*Task directions*: The entries below should be output exactly as written.

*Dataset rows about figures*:
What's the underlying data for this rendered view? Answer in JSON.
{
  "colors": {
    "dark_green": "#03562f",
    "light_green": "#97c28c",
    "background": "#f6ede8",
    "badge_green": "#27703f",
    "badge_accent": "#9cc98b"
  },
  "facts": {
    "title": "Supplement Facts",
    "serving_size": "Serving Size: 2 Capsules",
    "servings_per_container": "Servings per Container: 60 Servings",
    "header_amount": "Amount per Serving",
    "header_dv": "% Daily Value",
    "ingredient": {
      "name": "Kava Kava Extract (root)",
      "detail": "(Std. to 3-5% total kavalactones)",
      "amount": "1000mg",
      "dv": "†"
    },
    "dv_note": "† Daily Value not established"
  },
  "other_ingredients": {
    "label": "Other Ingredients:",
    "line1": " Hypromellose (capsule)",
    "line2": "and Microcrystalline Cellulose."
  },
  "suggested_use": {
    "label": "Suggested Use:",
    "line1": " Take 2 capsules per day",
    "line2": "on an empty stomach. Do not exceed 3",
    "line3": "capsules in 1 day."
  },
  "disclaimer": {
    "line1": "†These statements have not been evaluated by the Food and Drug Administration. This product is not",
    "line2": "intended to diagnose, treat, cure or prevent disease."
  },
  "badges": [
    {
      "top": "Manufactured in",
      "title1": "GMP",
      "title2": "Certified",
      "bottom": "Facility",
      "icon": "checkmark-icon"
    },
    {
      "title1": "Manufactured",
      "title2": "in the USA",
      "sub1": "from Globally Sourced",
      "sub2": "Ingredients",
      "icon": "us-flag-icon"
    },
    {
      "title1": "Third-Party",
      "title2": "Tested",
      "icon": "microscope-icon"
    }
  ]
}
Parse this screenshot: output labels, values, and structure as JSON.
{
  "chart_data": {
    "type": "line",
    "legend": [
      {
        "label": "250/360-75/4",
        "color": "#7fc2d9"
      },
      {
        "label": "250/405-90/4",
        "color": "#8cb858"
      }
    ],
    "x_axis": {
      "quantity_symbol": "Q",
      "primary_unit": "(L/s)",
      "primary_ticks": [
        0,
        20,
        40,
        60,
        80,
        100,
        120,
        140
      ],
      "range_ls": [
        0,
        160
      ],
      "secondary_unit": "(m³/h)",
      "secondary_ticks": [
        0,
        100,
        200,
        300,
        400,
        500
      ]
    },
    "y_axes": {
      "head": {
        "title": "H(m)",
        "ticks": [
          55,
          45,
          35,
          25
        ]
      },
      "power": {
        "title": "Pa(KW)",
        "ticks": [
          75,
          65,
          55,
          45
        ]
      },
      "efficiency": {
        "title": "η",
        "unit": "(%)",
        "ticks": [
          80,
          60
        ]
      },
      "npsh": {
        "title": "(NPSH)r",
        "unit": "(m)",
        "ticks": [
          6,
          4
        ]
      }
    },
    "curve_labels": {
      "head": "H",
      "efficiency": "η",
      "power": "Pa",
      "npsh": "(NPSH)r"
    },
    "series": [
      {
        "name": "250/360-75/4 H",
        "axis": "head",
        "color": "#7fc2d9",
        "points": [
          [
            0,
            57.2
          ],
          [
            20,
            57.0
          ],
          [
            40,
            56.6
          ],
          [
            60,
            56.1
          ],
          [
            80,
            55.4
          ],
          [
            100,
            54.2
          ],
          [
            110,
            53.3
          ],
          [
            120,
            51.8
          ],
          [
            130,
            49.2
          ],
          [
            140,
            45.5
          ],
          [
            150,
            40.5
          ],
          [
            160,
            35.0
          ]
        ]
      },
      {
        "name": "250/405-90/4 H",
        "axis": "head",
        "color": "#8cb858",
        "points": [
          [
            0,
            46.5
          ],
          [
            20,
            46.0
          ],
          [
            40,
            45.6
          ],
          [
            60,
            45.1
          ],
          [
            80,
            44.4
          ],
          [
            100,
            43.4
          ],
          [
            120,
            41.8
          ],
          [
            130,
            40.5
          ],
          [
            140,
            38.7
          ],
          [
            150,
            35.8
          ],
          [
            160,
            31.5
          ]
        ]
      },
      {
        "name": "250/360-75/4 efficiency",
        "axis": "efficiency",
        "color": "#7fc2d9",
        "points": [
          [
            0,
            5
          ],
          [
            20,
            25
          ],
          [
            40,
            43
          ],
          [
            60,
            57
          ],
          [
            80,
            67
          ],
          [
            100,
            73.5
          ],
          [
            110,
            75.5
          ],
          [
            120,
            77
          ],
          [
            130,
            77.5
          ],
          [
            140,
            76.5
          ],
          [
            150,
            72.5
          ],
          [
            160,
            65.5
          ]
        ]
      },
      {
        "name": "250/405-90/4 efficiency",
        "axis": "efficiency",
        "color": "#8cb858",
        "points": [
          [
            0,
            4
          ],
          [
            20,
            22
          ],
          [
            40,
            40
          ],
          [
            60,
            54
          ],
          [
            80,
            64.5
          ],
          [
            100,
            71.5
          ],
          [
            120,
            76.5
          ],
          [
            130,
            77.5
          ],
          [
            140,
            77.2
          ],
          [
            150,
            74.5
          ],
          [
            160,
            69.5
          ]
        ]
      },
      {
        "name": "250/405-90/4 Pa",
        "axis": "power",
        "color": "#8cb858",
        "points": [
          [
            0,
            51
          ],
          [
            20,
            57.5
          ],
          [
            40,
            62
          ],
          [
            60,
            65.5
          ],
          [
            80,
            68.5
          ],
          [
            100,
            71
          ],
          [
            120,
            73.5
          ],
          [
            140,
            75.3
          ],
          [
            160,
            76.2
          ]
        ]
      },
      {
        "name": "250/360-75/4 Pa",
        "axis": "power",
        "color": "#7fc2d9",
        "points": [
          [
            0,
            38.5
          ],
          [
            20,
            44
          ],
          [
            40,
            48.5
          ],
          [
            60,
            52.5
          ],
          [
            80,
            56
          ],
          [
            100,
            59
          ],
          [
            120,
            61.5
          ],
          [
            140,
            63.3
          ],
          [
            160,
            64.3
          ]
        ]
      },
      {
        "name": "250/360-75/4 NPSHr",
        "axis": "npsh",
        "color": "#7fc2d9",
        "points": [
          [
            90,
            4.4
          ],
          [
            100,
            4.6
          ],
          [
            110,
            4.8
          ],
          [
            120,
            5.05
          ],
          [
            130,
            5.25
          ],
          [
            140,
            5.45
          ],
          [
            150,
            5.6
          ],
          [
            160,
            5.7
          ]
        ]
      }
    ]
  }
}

*Answer to this problem*:
What's the underlying data for this rendered view? Answer in JSON.
{
  "colors": {
    "dark_green": "#03562f",
    "light_green": "#97c28c",
    "background": "#f6ede8",
    "badge_green": "#27703f",
    "badge_accent": "#9cc98b"
  },
  "facts": {
    "title": "Supplement Facts",
    "serving_size": "Serving Size: 2 Capsules",
    "servings_per_container": "Servings per Container: 60 Servings",
    "header_amount": "Amount per Serving",
    "header_dv": "% Daily Value",
    "ingredient": {
      "name": "Kava Kava Extract (root)",
      "detail": "(Std. to 3-5% total kavalactones)",
      "amount": "1000mg",
      "dv": "†"
    },
    "dv_note": "† Daily Value not established"
  },
  "other_ingredients": {
    "label": "Other Ingredients:",
    "line1": " Hypromellose (capsule)",
    "line2": "and Microcrystalline Cellulose."
  },
  "suggested_use": {
    "label": "Suggested Use:",
    "line1": " Take 2 capsules per day",
    "line2": "on an empty stomach. Do not exceed 3",
    "line3": "capsules in 1 day."
  },
  "disclaimer": {
    "line1": "†These statements have not been evaluated by the Food and Drug Administration. This product is not",
    "line2": "intended to diagnose, treat, cure or prevent disease."
  },
  "badges": [
    {
      "top": "Manufactured in",
      "title1": "GMP",
      "title2": "Certified",
      "bottom": "Facility",
      "icon": "checkmark-icon"
    },
    {
      "title1": "Manufactured",
      "title2": "in the USA",
      "sub1": "from Globally Sourced",
      "sub2": "Ingredients",
      "icon": "us-flag-icon"
    },
    {
      "title1": "Third-Party",
      "title2": "Tested",
      "icon": "microscope-icon"
    }
  ]
}
Parse this screenshot: output labels, values, and structure as JSON.
{
  "chart_data": {
    "type": "line",
    "legend": [
      {
        "label": "250/360-75/4",
        "color": "#7fc2d9"
      },
      {
        "label": "250/405-90/4",
        "color": "#8cb858"
      }
    ],
    "x_axis": {
      "quantity_symbol": "Q",
      "primary_unit": "(L/s)",
      "primary_ticks": [
        0,
        20,
        40,
        60,
        80,
        100,
        120,
        140
      ],
      "range_ls": [
        0,
        160
      ],
      "secondary_unit": "(m³/h)",
      "secondary_ticks": [
        0,
        100,
        200,
        300,
        400,
        500
      ]
    },
    "y_axes": {
      "head": {
        "title": "H(m)",
        "ticks": [
          55,
          45,
          35,
          25
        ]
      },
      "power": {
        "title": "Pa(KW)",
        "ticks": [
          75,
          65,
          55,
          45
        ]
      },
      "efficiency": {
        "title": "η",
        "unit": "(%)",
        "ticks": [
          80,
          60
        ]
      },
      "npsh": {
        "title": "(NPSH)r",
        "unit": "(m)",
        "ticks": [
          6,
          4
        ]
      }
    },
    "curve_labels": {
      "head": "H",
      "efficiency": "η",
      "power": "Pa",
      "npsh": "(NPSH)r"
    },
    "series": [
      {
        "name": "250/360-75/4 H",
        "axis": "head",
        "color": "#7fc2d9",
        "points": [
          [
            0,
            57.2
          ],
          [
            20,
            57.0
          ],
          [
            40,
            56.6
          ],
          [
            60,
            56.1
          ],
          [
            80,
            55.4
          ],
          [
            100,
            54.2
          ],
          [
            110,
            53.3
          ],
          [
            120,
            51.8
          ],
          [
            130,
            49.2
          ],
          [
            140,
            45.5
          ],
          [
            150,
            40.5
          ],
          [
            160,
            35.0
          ]
        ]
      },
      {
        "name": "250/405-90/4 H",
        "axis": "head",
        "color": "#8cb858",
        "points": [
          [
            0,
            46.5
          ],
          [
            20,
            46.0
          ],
          [
            40,
            45.6
          ],
          [
            60,
            45.1
          ],
          [
            80,
            44.4
          ],
          [
            100,
            43.4
          ],
          [
            120,
            41.8
          ],
          [
            130,
            40.5
          ],
          [
            140,
            38.7
          ],
          [
            150,
            35.8
          ],
          [
            160,
            31.5
          ]
        ]
      },
      {
        "name": "250/360-75/4 efficiency",
        "axis": "efficiency",
        "color": "#7fc2d9",
        "points": [
          [
            0,
            5
          ],
          [
            20,
            25
          ],
          [
            40,
            43
          ],
          [
            60,
            57
          ],
          [
            80,
            67
          ],
          [
            100,
            73.5
          ],
          [
            110,
            75.5
          ],
          [
            120,
            77
          ],
          [
            130,
            77.5
          ],
          [
            140,
            76.5
          ],
          [
            150,
            72.5
          ],
          [
            160,
            65.5
          ]
        ]
      },
      {
        "name": "250/405-90/4 efficiency",
        "axis": "efficiency",
        "color": "#8cb858",
        "points": [
          [
            0,
            4
          ],
          [
            20,
            22
          ],
          [
            40,
            40
          ],
          [
            60,
            54
          ],
          [
            80,
            64.5
          ],
          [
            100,
            71.5
          ],
          [
            120,
            76.5
          ],
          [
            130,
            77.5
          ],
          [
            140,
            77.2
          ],
          [
            150,
            74.5
          ],
          [
            160,
            69.5
          ]
        ]
      },
      {
        "name": "250/405-90/4 Pa",
        "axis": "power",
        "color": "#8cb858",
        "points": [
          [
            0,
            51
          ],
          [
            20,
            57.5
          ],
          [
            40,
            62
          ],
          [
            60,
            65.5
          ],
          [
            80,
            68.5
          ],
          [
            100,
            71
          ],
          [
            120,
            73.5
          ],
          [
            140,
            75.3
          ],
          [
            160,
            76.2
          ]
        ]
      },
      {
        "name": "250/360-75/4 Pa",
        "axis": "power",
        "color": "#7fc2d9",
        "points": [
          [
            0,
            38.5
          ],
          [
            20,
            44
          ],
          [
            40,
            48.5
          ],
          [
            60,
            52.5
          ],
          [
            80,
            56
          ],
          [
            100,
            59
          ],
          [
            120,
            61.5
          ],
          [
            140,
            63.3
          ],
          [
            160,
            64.3
          ]
        ]
      },
      {
        "name": "250/360-75/4 NPSHr",
        "axis": "npsh",
        "color": "#7fc2d9",
        "points": [
          [
            90,
            4.4
          ],
          [
            100,
            4.6
          ],
          [
            110,
            4.8
          ],
          [
            120,
            5.05
          ],
          [
            130,
            5.25
          ],
          [
            140,
            5.45
          ],
          [
            150,
            5.6
          ],
          [
            160,
            5.7
          ]
        ]
      }
    ]
  }
}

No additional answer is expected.